### [Requirement]
Identify each line in the records below that contains the word "Fatalities", and copy it.

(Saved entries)
*****

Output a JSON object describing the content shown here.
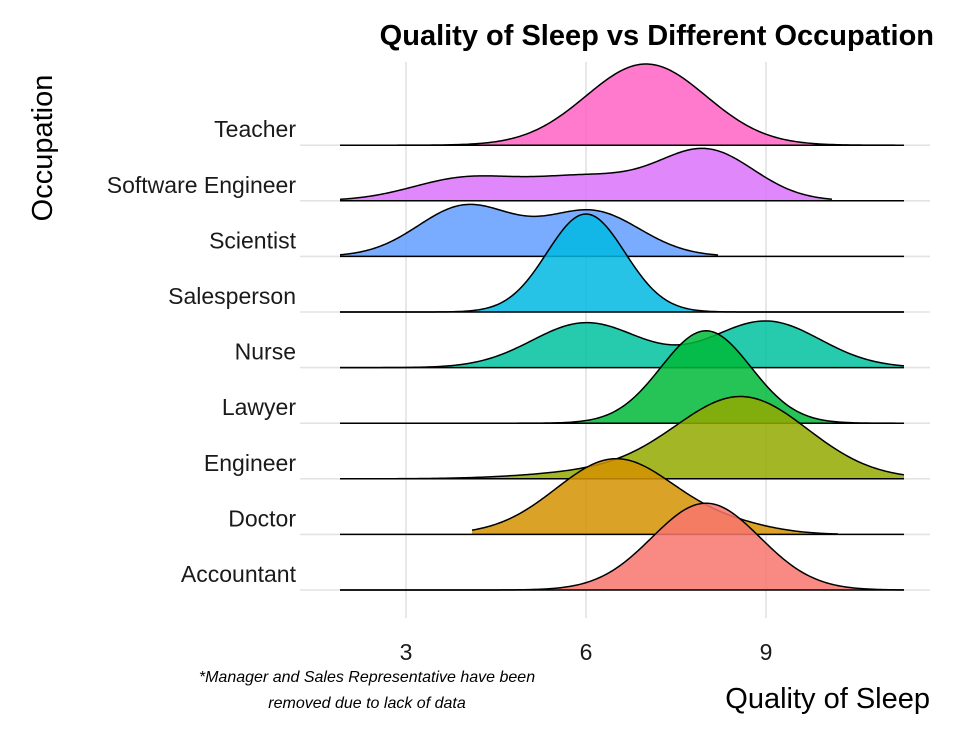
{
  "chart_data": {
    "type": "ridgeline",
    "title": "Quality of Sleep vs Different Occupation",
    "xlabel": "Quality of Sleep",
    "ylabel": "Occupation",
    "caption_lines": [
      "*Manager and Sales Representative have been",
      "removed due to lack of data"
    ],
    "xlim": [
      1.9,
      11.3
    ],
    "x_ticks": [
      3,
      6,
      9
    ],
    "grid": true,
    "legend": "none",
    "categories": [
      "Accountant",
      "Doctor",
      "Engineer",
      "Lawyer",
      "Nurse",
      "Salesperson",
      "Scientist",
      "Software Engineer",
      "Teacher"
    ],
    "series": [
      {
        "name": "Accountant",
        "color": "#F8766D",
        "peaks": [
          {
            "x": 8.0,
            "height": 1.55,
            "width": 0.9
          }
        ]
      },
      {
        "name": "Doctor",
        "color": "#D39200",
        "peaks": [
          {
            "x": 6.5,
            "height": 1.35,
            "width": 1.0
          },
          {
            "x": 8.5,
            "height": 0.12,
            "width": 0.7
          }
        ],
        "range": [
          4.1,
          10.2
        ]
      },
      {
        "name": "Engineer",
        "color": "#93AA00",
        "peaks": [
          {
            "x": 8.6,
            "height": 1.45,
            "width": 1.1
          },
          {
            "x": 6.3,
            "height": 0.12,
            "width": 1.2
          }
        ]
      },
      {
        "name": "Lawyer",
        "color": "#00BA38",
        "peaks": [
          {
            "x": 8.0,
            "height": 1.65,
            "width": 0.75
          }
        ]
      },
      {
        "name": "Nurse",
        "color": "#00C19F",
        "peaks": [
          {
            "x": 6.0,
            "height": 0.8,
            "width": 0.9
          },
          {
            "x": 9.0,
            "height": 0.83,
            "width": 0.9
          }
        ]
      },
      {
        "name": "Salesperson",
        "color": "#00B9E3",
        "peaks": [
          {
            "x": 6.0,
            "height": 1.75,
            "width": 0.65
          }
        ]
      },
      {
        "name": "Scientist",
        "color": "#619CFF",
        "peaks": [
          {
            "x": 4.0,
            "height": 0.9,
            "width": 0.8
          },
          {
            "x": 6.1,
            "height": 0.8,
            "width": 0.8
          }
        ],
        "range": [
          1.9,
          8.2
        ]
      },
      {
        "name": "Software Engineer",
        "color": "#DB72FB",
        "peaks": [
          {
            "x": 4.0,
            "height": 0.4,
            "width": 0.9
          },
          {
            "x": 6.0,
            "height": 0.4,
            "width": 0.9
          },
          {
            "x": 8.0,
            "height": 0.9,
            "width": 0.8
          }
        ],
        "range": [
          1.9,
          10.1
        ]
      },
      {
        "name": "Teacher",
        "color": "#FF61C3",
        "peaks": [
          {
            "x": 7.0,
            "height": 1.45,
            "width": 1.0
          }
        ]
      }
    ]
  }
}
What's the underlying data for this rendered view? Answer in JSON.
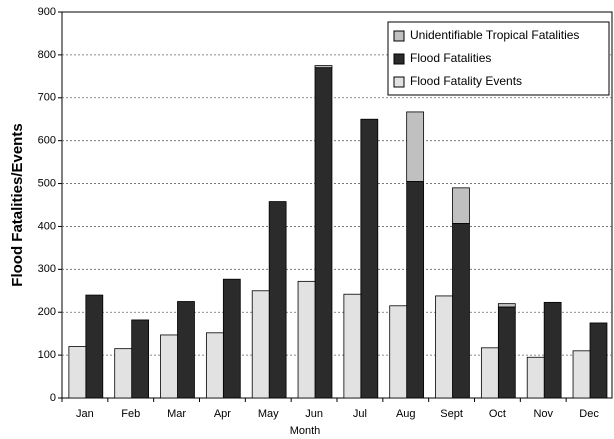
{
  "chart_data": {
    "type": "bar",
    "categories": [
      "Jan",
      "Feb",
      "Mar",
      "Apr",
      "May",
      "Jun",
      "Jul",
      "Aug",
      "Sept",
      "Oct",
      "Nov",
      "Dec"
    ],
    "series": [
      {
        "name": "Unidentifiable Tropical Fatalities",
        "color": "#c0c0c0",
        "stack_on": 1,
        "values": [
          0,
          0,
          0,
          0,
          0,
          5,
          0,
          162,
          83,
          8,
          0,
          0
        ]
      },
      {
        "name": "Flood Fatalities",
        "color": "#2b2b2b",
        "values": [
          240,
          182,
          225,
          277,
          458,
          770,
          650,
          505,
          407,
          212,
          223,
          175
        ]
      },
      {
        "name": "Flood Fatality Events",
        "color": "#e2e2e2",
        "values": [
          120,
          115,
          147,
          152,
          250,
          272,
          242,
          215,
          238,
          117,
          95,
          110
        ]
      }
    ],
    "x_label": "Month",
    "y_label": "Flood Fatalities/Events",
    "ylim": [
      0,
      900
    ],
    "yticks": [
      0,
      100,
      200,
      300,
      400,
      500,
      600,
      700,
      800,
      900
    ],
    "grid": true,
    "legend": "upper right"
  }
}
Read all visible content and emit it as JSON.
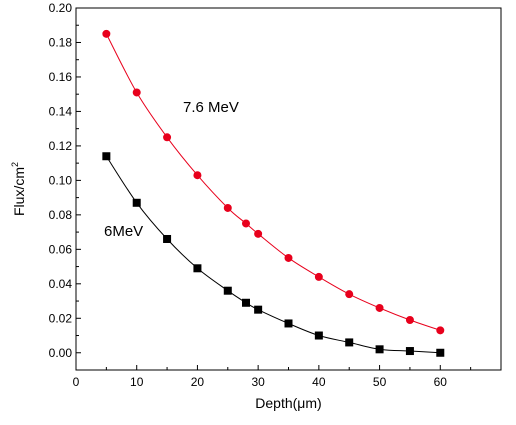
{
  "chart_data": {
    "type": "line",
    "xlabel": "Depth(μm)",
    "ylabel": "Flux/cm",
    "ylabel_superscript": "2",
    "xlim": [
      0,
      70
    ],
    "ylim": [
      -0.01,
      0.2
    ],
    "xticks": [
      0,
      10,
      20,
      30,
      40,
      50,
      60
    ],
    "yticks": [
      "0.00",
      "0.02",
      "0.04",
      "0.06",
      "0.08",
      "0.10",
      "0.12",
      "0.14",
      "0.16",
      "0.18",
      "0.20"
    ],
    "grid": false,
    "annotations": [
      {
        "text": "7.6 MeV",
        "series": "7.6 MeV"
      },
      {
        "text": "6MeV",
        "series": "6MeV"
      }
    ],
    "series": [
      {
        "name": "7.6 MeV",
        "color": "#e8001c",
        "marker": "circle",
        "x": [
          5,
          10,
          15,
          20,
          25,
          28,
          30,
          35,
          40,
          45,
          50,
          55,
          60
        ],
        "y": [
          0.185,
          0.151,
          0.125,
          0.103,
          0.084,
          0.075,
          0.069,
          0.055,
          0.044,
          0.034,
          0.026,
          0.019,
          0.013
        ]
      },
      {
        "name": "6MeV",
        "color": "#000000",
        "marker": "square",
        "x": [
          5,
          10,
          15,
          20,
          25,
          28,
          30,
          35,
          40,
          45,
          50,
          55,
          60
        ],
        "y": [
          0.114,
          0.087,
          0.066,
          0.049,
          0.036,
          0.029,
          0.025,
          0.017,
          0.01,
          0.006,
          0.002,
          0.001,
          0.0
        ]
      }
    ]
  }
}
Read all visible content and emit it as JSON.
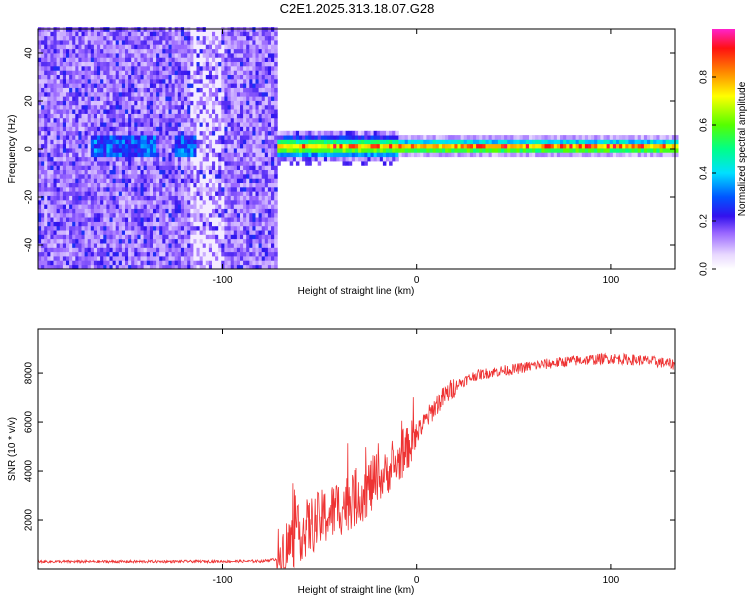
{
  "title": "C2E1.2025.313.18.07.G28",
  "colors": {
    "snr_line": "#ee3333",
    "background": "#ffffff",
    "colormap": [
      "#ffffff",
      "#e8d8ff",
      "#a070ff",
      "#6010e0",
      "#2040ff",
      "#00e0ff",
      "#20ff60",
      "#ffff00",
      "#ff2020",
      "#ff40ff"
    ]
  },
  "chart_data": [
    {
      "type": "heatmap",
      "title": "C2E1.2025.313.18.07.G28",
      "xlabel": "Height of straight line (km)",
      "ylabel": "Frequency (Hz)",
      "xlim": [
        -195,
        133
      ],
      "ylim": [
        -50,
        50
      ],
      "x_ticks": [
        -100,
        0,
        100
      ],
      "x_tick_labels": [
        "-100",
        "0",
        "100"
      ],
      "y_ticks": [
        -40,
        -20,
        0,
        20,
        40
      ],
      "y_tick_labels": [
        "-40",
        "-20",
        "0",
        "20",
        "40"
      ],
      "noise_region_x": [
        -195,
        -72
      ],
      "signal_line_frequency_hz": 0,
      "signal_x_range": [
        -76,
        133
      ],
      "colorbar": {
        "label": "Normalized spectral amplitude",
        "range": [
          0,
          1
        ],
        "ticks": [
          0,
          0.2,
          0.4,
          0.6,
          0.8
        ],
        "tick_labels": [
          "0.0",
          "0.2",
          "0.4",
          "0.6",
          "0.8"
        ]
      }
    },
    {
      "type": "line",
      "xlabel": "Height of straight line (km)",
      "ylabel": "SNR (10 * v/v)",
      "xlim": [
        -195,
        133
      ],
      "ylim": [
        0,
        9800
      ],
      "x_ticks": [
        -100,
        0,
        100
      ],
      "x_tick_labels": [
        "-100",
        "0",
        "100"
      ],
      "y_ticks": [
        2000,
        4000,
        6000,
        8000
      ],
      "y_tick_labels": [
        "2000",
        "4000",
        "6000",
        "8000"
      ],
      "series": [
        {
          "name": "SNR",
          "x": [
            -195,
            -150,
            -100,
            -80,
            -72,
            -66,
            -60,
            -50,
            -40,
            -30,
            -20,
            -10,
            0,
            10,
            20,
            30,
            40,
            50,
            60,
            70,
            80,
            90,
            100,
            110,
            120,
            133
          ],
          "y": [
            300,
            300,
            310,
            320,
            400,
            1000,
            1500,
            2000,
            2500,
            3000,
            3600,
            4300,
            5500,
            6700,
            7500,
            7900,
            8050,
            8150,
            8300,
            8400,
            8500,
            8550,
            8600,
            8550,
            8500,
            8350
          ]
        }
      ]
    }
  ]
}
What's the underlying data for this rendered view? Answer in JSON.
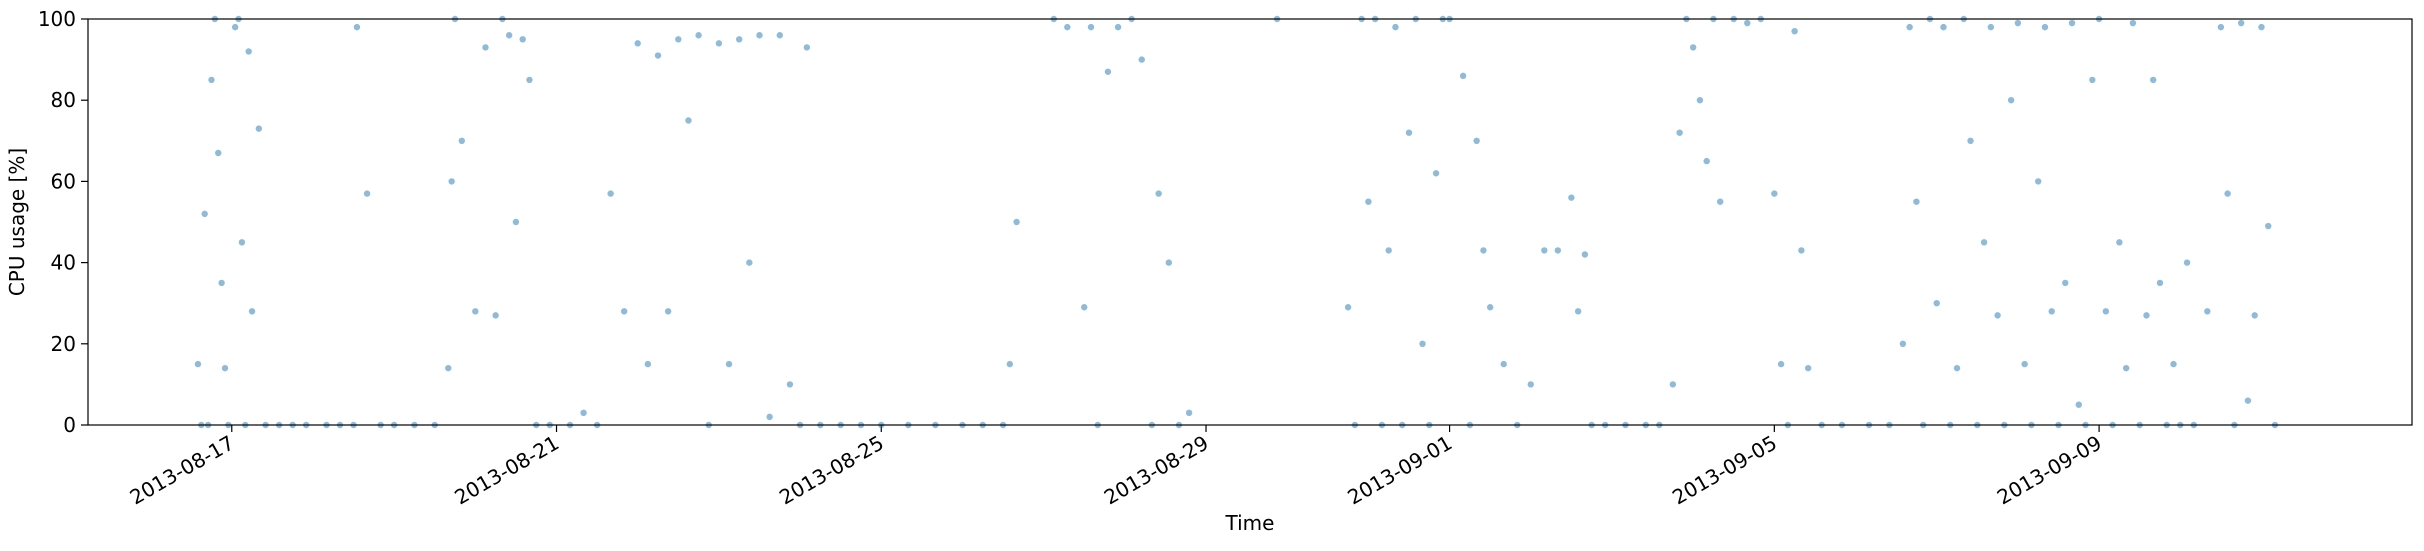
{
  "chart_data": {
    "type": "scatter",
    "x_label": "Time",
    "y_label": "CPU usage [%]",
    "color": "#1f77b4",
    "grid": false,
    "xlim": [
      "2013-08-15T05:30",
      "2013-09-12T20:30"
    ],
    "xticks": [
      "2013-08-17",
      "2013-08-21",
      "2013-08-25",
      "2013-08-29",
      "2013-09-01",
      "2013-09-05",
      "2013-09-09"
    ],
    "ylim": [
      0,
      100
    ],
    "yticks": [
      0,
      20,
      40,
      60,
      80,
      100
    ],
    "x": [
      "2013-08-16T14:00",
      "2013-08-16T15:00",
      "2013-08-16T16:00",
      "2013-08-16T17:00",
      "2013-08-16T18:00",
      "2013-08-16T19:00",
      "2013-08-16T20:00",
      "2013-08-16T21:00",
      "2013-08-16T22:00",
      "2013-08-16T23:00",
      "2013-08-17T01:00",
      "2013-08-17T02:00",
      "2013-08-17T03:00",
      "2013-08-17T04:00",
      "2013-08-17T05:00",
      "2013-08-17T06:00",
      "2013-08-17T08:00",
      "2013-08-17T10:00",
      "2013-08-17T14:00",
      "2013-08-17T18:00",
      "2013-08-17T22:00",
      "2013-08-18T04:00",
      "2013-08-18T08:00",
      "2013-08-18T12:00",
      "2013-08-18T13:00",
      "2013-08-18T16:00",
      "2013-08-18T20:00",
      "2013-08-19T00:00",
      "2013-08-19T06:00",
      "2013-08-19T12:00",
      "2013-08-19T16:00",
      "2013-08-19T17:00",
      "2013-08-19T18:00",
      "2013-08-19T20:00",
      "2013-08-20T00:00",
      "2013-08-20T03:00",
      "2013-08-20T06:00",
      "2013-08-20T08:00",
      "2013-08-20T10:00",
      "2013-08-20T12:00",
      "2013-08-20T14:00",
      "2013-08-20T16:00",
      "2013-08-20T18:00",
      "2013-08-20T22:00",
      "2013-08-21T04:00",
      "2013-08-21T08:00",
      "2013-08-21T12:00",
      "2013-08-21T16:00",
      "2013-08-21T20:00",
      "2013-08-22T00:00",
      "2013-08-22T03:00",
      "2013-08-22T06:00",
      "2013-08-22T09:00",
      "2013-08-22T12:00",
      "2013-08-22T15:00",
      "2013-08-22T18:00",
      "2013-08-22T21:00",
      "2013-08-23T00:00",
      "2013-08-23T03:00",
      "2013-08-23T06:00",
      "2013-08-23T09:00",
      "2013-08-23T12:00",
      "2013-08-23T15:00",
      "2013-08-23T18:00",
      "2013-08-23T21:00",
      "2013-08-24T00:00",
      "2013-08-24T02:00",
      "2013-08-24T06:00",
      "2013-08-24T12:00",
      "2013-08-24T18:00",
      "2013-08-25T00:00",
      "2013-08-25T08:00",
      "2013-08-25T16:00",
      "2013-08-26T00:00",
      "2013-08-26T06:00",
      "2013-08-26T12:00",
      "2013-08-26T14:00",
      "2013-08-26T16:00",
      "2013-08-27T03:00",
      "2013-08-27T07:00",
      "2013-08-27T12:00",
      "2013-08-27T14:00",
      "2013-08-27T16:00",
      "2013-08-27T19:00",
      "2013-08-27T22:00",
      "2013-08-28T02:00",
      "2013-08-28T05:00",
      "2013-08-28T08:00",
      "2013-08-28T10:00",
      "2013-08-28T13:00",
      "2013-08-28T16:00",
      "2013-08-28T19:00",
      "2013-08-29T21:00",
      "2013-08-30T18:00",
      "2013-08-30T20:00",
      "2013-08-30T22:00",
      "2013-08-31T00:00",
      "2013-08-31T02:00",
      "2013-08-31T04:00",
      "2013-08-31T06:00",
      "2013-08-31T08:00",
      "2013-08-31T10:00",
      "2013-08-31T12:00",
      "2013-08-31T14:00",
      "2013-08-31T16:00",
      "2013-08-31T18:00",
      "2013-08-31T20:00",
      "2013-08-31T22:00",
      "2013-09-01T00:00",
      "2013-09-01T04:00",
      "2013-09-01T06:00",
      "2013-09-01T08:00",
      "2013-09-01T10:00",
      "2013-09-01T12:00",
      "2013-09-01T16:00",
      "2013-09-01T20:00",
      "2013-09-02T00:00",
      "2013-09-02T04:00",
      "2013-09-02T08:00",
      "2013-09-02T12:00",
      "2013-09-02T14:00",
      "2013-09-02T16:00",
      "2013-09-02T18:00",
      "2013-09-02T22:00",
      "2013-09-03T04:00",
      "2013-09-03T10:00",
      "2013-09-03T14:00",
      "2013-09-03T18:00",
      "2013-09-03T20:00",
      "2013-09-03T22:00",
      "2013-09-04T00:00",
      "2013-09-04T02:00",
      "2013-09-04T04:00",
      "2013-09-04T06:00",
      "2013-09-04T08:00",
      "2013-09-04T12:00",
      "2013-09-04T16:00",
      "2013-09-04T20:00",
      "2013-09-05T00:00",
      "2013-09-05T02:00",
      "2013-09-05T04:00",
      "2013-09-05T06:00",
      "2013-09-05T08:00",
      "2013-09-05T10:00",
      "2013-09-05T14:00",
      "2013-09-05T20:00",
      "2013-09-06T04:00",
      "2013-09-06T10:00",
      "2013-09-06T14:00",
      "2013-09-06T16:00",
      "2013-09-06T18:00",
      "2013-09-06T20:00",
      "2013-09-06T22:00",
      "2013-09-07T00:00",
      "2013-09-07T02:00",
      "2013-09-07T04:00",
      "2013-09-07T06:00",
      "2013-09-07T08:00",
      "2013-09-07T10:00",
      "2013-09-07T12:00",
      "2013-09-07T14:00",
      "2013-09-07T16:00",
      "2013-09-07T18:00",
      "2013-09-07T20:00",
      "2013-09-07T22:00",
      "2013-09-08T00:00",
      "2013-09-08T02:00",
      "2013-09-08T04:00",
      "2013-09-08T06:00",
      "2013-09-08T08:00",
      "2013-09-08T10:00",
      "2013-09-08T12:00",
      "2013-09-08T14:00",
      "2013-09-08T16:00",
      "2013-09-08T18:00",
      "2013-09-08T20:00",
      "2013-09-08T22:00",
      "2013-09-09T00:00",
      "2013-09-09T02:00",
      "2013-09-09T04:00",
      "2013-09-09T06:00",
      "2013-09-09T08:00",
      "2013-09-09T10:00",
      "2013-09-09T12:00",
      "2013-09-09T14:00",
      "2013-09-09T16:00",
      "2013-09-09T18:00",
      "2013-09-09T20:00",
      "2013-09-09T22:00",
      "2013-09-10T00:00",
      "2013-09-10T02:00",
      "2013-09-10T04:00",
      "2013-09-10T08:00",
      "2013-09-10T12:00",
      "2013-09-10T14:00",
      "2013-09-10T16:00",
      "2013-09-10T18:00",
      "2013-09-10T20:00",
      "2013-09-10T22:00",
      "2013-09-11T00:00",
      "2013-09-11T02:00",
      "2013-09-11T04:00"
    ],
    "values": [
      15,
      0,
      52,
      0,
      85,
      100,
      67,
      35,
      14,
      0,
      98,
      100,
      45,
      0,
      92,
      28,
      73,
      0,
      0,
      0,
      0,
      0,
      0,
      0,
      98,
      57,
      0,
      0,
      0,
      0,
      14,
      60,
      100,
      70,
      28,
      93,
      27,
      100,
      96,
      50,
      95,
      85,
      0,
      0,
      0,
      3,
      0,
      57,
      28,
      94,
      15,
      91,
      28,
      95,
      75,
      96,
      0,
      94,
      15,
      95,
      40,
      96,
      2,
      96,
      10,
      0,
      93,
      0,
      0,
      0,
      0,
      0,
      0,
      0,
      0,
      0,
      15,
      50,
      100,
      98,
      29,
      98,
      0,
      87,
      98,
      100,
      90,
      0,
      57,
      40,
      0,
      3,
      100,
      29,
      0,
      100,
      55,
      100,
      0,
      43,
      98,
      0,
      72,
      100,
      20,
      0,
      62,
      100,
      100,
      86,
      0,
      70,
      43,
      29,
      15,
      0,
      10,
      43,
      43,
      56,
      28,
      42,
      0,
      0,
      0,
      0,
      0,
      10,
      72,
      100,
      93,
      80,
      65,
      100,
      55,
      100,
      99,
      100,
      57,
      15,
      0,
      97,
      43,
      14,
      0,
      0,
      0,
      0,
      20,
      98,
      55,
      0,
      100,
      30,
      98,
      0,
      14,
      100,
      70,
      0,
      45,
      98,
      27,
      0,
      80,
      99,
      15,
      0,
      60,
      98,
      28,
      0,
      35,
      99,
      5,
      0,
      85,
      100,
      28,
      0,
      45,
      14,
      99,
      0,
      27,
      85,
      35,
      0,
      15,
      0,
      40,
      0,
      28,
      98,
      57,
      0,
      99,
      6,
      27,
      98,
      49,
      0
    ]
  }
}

*****

### [Worked solution]
        "name": "Unidentifiable Tropical Fatalities",
        "name": "Flood Fatalities",
    "y_label": "Flood Fatalities/Events",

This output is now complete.